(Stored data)
## Start
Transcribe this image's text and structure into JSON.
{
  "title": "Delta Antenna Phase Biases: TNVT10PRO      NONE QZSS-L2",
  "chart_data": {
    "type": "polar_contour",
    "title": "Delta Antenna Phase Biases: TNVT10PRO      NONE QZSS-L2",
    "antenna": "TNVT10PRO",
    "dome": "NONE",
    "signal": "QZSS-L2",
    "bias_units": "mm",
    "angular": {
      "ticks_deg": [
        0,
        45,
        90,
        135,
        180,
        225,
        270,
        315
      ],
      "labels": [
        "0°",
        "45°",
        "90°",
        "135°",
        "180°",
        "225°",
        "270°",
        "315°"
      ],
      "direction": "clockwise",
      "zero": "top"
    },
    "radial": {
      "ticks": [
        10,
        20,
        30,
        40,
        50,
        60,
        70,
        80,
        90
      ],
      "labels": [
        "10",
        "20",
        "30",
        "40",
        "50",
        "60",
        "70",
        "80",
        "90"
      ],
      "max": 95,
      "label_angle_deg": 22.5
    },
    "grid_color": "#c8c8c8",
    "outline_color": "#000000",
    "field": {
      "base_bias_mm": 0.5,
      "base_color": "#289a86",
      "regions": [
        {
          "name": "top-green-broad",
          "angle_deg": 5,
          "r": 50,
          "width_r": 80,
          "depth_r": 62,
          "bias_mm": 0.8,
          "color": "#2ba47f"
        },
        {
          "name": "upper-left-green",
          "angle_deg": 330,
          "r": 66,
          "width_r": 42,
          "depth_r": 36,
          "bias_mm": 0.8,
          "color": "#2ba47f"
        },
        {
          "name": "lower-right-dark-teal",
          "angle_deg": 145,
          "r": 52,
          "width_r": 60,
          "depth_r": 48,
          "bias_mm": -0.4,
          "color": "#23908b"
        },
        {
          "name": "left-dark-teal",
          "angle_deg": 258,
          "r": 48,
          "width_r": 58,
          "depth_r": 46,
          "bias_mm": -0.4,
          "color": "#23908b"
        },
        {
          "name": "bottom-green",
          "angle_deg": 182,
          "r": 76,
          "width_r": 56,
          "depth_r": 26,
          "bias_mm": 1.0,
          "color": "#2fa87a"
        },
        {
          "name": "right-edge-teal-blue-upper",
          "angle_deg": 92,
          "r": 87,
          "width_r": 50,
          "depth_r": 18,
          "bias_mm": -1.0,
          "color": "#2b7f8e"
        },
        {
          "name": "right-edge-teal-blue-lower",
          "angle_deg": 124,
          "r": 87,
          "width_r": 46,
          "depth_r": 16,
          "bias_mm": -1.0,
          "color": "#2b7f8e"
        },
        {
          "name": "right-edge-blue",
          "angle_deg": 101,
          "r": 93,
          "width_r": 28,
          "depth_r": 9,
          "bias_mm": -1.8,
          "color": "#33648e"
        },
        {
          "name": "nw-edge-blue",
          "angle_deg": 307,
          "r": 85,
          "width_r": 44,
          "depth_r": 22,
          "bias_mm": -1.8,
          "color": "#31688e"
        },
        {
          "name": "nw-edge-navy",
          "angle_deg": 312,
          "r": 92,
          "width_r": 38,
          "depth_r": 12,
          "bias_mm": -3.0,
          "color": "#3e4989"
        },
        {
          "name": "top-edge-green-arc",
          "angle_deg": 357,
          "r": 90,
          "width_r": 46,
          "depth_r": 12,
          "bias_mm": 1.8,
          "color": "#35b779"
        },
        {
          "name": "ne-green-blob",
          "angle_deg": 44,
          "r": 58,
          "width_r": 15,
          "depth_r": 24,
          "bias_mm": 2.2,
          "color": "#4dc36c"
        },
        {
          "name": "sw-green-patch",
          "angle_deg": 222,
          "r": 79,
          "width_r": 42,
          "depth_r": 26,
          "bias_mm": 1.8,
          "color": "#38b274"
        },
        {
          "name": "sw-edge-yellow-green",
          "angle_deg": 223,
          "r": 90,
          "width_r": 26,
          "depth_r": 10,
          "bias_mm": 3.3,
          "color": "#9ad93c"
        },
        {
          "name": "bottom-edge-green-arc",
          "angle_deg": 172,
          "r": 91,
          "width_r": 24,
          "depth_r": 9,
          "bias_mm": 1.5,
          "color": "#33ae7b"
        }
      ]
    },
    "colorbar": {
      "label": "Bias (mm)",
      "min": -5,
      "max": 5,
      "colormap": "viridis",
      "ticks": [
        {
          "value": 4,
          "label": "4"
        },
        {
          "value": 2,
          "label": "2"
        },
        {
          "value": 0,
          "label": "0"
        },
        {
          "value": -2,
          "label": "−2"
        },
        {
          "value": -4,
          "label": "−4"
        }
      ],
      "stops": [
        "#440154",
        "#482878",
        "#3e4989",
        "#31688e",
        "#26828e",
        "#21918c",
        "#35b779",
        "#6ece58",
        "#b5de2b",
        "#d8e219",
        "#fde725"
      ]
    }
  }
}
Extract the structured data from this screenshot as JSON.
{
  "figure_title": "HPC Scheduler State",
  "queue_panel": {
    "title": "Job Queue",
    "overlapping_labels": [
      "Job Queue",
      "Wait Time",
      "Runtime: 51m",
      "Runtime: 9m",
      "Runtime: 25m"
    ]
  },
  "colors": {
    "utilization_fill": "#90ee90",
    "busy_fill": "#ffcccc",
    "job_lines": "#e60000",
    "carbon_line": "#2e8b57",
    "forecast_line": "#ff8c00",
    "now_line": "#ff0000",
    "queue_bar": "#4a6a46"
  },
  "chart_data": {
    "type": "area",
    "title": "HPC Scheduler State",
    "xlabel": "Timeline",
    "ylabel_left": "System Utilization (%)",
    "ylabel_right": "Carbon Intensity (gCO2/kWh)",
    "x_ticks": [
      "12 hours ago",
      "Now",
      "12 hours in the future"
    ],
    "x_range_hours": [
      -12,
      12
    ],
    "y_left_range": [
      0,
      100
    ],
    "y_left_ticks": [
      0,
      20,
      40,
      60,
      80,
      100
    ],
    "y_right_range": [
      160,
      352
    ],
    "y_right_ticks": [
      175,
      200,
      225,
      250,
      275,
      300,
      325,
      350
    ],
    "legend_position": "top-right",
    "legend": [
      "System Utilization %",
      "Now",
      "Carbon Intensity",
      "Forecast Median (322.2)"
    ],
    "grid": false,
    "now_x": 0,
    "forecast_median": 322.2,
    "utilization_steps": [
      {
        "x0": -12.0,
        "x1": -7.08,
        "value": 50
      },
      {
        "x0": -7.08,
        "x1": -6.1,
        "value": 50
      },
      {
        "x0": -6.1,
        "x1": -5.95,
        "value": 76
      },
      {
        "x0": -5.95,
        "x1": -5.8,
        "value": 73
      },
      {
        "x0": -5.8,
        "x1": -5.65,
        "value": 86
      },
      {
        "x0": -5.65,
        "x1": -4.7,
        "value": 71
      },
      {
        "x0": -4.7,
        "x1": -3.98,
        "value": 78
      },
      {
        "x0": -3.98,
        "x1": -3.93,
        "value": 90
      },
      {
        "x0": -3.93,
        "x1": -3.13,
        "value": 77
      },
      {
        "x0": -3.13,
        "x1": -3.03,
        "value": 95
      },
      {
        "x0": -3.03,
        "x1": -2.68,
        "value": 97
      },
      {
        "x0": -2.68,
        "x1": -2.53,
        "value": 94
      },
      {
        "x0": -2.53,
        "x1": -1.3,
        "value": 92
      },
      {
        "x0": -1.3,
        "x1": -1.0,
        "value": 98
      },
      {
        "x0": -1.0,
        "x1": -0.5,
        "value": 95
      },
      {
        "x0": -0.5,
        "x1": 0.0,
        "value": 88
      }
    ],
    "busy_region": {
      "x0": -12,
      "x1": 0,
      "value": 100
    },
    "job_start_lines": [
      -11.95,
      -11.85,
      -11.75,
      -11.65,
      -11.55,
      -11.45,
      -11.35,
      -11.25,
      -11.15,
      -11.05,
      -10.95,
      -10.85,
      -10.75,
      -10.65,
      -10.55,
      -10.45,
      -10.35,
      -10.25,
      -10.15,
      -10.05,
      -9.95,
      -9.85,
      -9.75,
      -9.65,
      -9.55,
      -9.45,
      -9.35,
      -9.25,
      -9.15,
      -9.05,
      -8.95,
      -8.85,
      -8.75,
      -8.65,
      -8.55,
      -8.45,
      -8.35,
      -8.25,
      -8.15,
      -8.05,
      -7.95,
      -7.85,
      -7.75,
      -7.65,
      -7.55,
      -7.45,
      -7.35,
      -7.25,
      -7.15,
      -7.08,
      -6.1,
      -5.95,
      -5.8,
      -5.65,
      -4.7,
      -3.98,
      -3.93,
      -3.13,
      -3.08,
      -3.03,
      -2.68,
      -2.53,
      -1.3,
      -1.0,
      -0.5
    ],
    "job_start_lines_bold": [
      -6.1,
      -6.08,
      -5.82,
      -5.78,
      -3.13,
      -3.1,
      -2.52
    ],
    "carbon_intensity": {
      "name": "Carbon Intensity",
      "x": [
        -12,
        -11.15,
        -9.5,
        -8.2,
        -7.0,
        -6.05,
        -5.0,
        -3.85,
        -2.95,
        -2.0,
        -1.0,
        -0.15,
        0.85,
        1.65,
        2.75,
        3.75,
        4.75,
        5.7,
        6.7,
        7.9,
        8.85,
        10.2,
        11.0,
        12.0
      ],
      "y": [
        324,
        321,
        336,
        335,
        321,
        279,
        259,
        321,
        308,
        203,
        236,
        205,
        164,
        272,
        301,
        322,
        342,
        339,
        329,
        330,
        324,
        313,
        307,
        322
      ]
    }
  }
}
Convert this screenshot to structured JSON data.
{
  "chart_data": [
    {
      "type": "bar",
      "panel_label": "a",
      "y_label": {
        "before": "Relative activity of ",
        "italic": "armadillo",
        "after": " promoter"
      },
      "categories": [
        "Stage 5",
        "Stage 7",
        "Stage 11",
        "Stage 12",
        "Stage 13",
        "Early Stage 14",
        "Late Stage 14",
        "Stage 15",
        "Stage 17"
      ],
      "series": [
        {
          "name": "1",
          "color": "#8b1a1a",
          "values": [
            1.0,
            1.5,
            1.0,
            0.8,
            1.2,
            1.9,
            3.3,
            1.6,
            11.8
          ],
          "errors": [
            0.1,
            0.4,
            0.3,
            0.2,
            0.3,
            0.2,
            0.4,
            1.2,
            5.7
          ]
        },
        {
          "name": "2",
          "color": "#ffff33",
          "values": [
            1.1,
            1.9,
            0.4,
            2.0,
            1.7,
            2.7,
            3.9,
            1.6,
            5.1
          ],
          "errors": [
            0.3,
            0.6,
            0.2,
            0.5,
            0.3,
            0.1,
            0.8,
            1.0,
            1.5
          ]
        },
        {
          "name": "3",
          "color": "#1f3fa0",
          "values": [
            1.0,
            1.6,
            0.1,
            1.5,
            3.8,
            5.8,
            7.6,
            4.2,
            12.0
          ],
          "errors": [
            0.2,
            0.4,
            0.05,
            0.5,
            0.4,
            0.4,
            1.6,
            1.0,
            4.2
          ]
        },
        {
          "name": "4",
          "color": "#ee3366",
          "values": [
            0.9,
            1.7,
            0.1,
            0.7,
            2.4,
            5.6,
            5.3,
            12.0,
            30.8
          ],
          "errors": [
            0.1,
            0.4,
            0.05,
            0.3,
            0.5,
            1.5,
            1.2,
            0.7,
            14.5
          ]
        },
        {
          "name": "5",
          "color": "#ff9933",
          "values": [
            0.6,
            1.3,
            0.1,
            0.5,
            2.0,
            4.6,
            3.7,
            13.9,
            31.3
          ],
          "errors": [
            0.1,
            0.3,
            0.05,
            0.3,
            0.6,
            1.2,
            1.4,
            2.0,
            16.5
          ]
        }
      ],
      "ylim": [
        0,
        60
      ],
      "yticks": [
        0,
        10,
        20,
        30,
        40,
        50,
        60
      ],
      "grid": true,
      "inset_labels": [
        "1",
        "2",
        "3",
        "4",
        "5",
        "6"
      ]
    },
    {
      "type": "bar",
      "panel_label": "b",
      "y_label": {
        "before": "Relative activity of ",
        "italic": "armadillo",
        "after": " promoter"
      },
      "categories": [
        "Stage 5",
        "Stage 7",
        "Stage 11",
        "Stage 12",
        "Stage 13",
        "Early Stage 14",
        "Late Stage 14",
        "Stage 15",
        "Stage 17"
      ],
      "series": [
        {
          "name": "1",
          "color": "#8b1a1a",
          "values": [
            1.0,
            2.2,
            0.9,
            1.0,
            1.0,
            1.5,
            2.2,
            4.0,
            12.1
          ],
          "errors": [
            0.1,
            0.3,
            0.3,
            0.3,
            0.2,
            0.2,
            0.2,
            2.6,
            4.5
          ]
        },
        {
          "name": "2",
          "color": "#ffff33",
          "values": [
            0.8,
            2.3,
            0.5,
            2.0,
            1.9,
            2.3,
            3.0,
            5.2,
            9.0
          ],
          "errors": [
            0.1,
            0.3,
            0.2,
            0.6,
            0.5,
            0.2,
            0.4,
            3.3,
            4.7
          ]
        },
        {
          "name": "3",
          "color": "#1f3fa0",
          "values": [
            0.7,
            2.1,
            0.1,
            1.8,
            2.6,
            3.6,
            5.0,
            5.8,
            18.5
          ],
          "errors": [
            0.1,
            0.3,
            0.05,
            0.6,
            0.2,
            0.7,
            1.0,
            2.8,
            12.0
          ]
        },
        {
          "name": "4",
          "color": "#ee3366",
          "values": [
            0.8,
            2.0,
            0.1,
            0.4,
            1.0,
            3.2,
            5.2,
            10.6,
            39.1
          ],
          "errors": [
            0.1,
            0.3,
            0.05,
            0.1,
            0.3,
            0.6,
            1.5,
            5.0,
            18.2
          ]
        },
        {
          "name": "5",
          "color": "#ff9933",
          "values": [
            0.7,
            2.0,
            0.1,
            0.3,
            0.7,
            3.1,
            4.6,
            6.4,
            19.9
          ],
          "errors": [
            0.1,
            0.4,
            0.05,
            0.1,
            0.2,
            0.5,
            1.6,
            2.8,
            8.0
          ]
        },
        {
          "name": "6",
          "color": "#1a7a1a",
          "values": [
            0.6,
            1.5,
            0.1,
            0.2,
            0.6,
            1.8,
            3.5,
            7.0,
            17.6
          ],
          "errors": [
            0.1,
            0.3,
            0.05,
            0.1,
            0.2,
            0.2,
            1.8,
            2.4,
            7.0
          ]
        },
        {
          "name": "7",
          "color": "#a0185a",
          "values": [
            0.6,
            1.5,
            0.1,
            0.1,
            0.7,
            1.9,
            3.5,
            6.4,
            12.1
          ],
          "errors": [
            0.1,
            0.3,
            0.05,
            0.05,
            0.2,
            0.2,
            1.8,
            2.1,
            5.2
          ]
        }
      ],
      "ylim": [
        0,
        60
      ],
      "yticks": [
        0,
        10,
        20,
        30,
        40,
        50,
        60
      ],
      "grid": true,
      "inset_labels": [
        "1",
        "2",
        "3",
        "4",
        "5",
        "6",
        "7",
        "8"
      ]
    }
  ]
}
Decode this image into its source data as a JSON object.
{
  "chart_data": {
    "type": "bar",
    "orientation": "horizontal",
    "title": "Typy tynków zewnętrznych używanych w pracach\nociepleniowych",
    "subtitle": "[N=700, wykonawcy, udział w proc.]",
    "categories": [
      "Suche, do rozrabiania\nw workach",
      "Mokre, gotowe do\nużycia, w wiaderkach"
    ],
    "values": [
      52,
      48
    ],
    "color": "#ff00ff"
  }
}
## End
From the data, pick out every line that includes "JSON".

Transcribe this image's text and structure into JSON.
Extract the structured data from this screenshot as JSON.
Convert this screenshot to structured JSON data.
Decode this image into its source data as a JSON object.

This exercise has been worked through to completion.